WRITTEN TASK
Each line containing the word "incorrect" must be collected.
## begin DATA SECTION
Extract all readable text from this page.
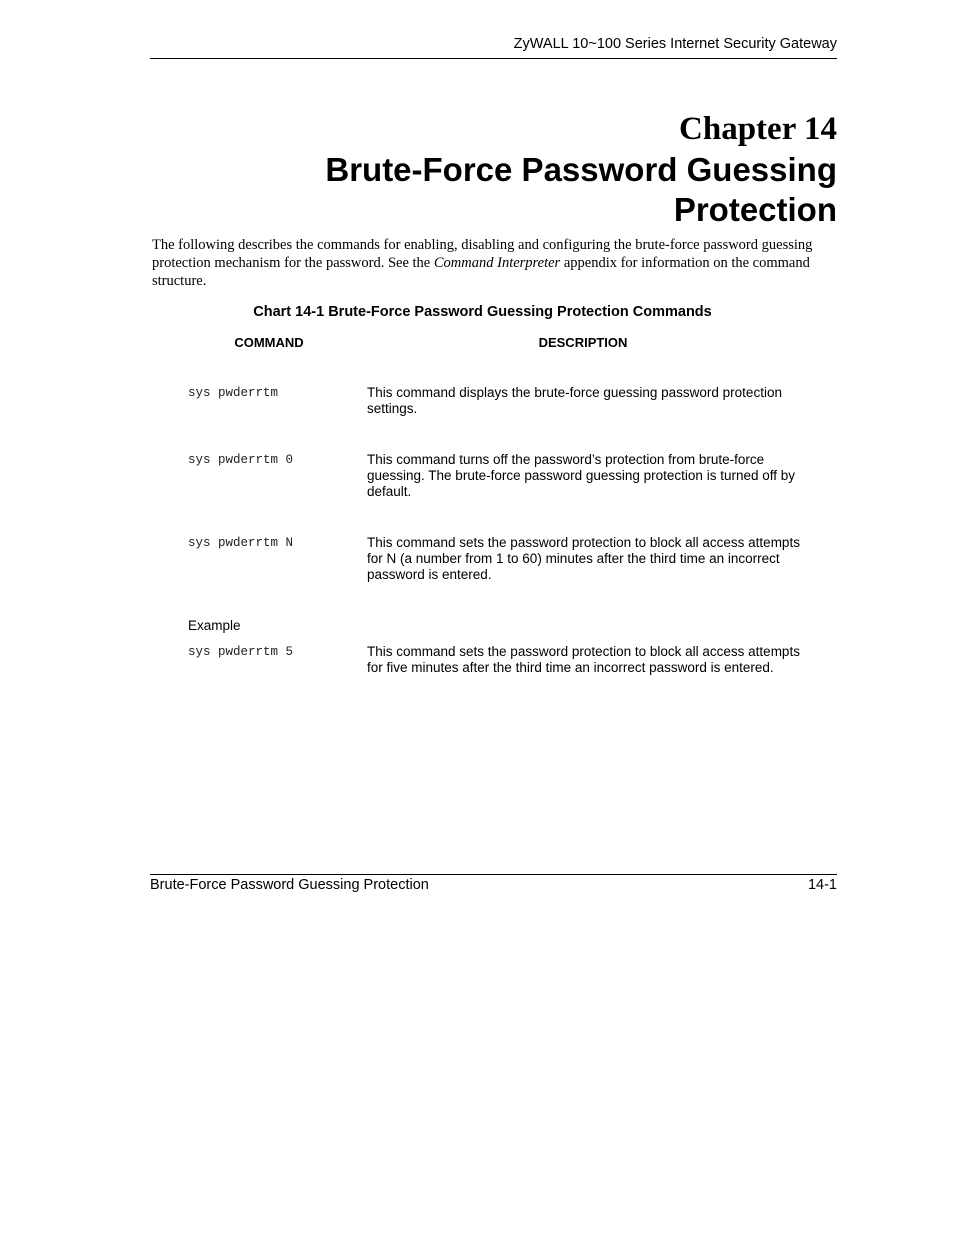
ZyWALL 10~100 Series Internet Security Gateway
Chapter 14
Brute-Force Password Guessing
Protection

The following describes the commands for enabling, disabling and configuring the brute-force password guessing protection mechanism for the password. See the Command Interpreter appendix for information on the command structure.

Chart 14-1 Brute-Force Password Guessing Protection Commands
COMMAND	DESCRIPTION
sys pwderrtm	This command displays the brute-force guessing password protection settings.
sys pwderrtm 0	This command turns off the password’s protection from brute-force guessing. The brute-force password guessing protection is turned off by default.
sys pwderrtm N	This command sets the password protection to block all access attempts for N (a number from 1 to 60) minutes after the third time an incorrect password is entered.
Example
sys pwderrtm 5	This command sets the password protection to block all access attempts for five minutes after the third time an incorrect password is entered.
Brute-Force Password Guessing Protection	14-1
## end DATA SECTION
OUTPUT OF THE EXERCISE
sys pwderrtm N	This command sets the password protection to block all access attempts for N (a number from 1 to 60) minutes after the third time an incorrect password is entered.
sys pwderrtm 5	This command sets the password protection to block all access attempts for five minutes after the third time an incorrect password is entered.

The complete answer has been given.